(Lines of data)
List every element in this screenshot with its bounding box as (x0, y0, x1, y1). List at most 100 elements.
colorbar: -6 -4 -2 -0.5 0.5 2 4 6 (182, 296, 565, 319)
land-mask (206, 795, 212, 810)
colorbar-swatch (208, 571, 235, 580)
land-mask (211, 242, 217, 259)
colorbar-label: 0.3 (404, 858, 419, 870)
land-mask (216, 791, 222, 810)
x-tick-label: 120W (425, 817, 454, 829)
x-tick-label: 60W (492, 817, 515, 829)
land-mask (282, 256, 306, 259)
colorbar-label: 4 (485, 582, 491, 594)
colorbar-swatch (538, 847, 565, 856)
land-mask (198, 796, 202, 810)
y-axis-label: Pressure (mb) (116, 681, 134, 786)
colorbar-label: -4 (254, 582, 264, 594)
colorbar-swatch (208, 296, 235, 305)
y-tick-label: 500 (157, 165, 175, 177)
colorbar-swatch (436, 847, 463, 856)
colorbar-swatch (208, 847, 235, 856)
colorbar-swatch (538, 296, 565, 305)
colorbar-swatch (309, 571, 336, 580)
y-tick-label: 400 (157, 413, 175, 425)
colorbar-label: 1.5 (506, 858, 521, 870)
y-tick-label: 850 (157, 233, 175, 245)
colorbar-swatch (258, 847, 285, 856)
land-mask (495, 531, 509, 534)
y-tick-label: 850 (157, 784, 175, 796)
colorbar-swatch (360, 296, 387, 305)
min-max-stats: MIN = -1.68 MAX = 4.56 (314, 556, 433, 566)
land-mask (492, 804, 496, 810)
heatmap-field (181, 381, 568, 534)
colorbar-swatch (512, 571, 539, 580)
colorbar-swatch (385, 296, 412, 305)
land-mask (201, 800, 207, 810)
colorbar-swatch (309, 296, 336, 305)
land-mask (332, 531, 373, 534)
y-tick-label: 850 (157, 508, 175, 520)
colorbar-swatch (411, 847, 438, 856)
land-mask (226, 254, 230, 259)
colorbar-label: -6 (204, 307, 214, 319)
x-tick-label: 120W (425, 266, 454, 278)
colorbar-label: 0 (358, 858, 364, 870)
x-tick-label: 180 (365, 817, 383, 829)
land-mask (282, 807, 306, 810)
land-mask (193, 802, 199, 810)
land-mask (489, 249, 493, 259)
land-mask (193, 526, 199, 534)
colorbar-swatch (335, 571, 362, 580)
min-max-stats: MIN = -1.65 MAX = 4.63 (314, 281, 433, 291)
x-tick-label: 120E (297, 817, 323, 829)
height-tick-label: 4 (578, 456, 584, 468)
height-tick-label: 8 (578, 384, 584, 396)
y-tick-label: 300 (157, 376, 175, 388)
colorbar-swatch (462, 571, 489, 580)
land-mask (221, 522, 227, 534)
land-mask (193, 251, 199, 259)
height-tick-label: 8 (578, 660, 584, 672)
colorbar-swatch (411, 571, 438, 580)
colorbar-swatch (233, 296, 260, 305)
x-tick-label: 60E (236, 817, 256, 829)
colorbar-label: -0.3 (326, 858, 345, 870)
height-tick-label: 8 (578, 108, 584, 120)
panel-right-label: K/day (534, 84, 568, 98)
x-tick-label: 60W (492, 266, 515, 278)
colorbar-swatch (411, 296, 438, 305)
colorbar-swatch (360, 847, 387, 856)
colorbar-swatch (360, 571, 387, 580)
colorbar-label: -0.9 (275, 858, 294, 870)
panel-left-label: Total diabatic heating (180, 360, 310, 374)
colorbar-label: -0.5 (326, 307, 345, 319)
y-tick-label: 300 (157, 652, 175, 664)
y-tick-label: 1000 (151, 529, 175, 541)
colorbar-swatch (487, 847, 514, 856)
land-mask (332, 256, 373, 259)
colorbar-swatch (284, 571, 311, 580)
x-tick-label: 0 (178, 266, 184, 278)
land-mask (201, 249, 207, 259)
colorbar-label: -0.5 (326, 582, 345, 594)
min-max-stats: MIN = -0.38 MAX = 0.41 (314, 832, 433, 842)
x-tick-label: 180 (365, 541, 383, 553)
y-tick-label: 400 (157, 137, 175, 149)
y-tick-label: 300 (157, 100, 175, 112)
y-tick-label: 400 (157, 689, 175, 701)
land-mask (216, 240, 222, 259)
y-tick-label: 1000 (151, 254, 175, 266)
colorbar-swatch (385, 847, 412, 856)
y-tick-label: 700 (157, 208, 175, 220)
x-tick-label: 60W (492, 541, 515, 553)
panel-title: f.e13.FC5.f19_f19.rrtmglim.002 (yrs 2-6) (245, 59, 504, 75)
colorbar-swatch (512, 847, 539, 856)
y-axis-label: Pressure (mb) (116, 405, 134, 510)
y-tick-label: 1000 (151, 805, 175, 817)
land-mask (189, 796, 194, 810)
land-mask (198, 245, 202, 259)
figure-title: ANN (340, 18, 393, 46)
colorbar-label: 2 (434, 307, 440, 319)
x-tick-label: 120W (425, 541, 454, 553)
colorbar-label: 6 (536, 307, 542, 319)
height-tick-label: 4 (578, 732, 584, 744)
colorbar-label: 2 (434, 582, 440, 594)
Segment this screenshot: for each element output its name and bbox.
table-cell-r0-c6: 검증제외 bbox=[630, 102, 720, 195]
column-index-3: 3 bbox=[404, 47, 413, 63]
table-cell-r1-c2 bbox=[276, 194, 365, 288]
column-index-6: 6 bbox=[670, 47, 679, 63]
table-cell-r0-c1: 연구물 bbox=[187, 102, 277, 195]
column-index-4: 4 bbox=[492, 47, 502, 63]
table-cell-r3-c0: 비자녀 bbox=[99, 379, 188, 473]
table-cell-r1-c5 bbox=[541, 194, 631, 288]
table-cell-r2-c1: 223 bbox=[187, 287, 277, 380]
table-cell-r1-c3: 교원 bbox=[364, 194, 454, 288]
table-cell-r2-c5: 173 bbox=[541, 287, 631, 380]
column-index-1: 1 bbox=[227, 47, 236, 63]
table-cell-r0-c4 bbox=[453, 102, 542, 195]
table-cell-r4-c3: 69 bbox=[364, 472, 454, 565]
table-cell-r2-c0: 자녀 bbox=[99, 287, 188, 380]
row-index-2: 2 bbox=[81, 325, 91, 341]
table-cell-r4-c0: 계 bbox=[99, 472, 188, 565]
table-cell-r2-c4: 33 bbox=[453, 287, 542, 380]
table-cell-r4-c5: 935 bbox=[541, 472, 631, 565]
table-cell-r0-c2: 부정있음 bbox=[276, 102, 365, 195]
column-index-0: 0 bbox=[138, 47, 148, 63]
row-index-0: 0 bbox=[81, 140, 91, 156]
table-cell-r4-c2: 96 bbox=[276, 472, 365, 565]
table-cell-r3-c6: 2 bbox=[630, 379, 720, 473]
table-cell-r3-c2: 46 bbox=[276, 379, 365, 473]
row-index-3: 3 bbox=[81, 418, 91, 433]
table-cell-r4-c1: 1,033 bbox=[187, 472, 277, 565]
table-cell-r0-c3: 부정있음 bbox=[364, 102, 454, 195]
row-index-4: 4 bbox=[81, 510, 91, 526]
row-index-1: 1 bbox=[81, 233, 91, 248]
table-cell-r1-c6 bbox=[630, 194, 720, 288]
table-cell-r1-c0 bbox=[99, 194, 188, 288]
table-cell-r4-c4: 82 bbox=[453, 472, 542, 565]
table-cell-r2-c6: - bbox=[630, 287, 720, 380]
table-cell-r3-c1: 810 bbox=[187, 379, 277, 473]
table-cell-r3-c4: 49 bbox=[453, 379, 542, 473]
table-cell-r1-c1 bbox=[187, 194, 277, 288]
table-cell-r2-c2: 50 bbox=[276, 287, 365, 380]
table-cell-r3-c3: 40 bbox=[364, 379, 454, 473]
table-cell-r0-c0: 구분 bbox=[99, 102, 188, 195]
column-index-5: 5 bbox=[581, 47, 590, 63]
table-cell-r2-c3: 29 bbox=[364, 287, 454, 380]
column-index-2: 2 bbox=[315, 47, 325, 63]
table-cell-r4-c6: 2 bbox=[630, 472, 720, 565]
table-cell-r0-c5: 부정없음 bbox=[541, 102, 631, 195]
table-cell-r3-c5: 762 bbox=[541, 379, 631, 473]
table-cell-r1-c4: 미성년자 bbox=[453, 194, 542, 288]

EXERCISE TASK:
Express the records as a JSON list of strings, one string per line, from the start of the records through the line with "colorbar-swatch (538, 847, 565, 856)". Leave out blank lines.

THE RESPONSE:
[
  "List every element in this screenshot with its bounding box as (x0, y0, x1, y1). List at most 100 elements.",
  "colorbar: -6 -4 -2 -0.5 0.5 2 4 6 (182, 296, 565, 319)",
  "land-mask (206, 795, 212, 810)",
  "colorbar-swatch (208, 571, 235, 580)",
  "land-mask (211, 242, 217, 259)",
  "colorbar-label: 0.3 (404, 858, 419, 870)",
  "land-mask (216, 791, 222, 810)",
  "x-tick-label: 120W (425, 817, 454, 829)",
  "x-tick-label: 60W (492, 817, 515, 829)",
  "land-mask (282, 256, 306, 259)",
  "colorbar-label: 4 (485, 582, 491, 594)",
  "colorbar-swatch (538, 847, 565, 856)"
]